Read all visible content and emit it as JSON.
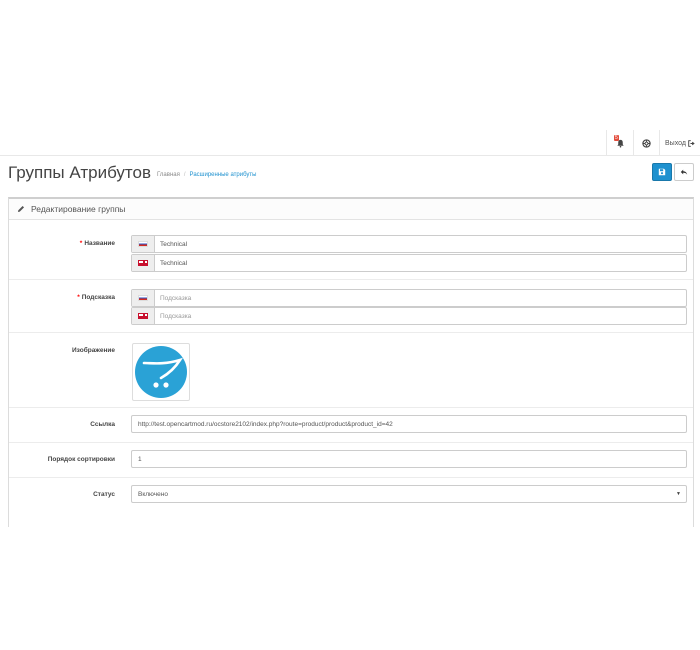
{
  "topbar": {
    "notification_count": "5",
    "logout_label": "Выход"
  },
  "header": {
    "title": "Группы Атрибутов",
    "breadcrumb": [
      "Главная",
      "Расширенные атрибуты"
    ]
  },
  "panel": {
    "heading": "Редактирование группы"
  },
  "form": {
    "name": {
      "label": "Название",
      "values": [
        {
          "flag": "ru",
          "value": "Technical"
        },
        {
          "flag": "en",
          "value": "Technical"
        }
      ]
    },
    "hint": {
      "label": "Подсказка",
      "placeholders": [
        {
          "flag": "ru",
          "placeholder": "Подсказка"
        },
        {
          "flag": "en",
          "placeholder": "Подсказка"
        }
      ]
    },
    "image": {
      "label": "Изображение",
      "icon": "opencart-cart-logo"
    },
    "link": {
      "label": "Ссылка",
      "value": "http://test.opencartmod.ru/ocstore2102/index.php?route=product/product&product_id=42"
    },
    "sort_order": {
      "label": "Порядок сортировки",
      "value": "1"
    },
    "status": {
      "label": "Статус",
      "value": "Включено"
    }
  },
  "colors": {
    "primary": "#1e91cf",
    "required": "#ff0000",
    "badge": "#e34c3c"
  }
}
════════════════════
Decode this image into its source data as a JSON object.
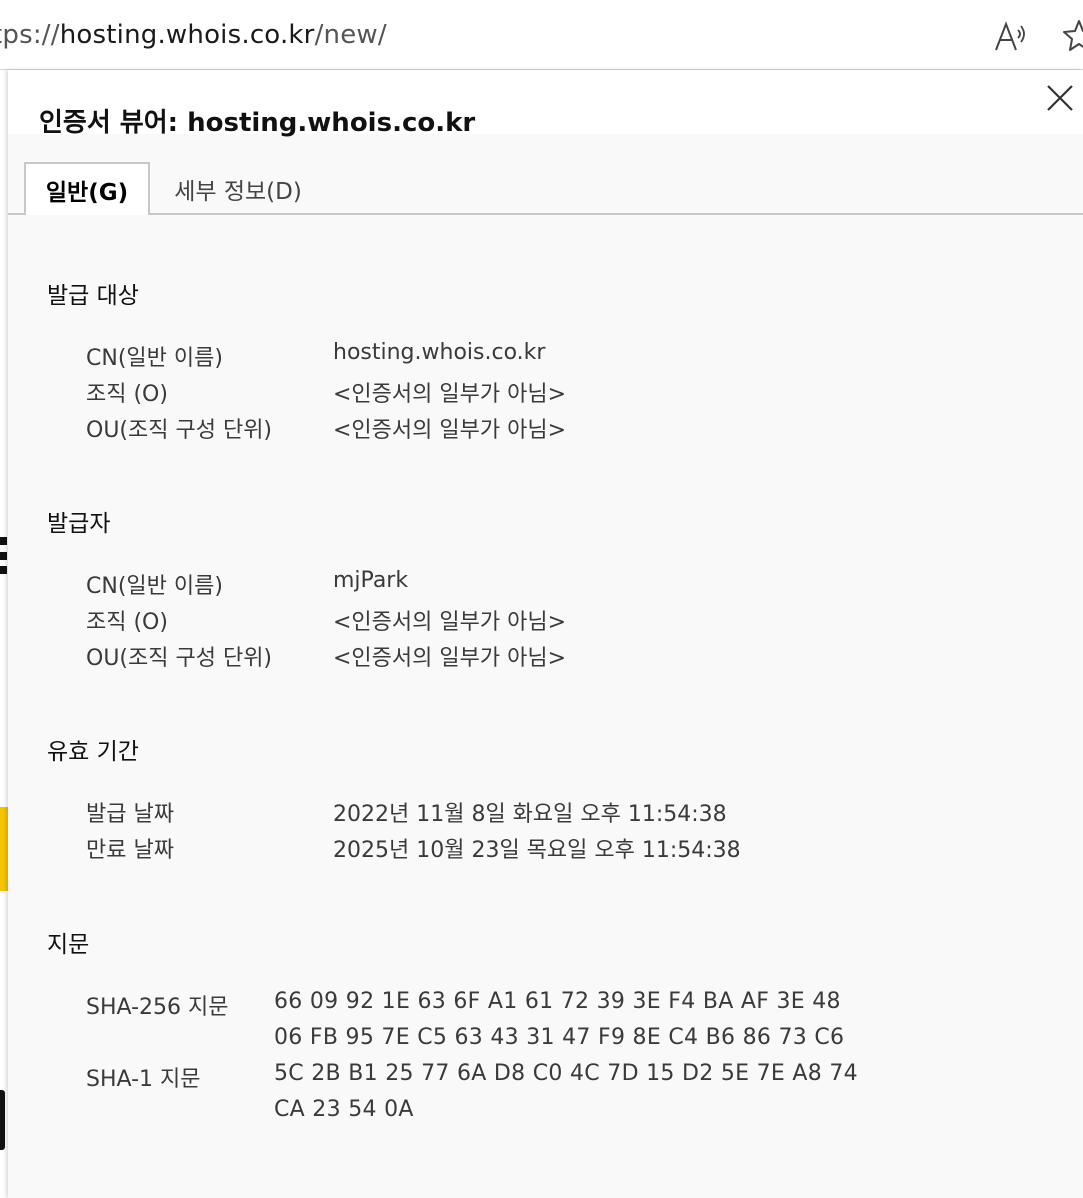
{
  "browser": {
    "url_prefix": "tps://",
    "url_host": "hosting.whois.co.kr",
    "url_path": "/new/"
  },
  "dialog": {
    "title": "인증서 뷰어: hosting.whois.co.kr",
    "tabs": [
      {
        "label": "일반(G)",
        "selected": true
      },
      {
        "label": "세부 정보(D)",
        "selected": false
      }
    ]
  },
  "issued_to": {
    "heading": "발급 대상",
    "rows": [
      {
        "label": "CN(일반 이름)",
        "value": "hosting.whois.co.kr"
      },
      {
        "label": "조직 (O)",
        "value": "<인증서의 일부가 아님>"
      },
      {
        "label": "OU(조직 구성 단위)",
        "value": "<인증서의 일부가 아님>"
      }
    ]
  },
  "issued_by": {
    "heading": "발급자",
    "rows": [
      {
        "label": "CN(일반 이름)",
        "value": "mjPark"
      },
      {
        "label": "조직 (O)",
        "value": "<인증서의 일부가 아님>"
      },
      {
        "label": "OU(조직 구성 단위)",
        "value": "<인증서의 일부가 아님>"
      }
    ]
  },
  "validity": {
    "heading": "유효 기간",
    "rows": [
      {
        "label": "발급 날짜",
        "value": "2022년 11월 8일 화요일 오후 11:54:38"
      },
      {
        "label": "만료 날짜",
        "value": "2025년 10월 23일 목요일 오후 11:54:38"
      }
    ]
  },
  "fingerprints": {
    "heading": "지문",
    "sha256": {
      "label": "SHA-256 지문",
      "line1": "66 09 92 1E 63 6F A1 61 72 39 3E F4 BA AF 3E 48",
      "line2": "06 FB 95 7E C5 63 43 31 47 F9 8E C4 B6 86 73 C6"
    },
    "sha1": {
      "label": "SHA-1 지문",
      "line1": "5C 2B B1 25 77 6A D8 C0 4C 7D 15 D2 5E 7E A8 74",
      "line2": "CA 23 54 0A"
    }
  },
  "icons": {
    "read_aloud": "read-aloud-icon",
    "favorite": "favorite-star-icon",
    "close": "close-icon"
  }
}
════════════════════
▶ [INSTRUCTIONS TO FOLLOW]
From the records given above, copy all lines containing "whois".

▶ [RESULT BELOW]
    "url_host": "hosting.whois.co.kr",
    "title": "인증서 뷰어: hosting.whois.co.kr",
        "value": "hosting.whois.co.kr"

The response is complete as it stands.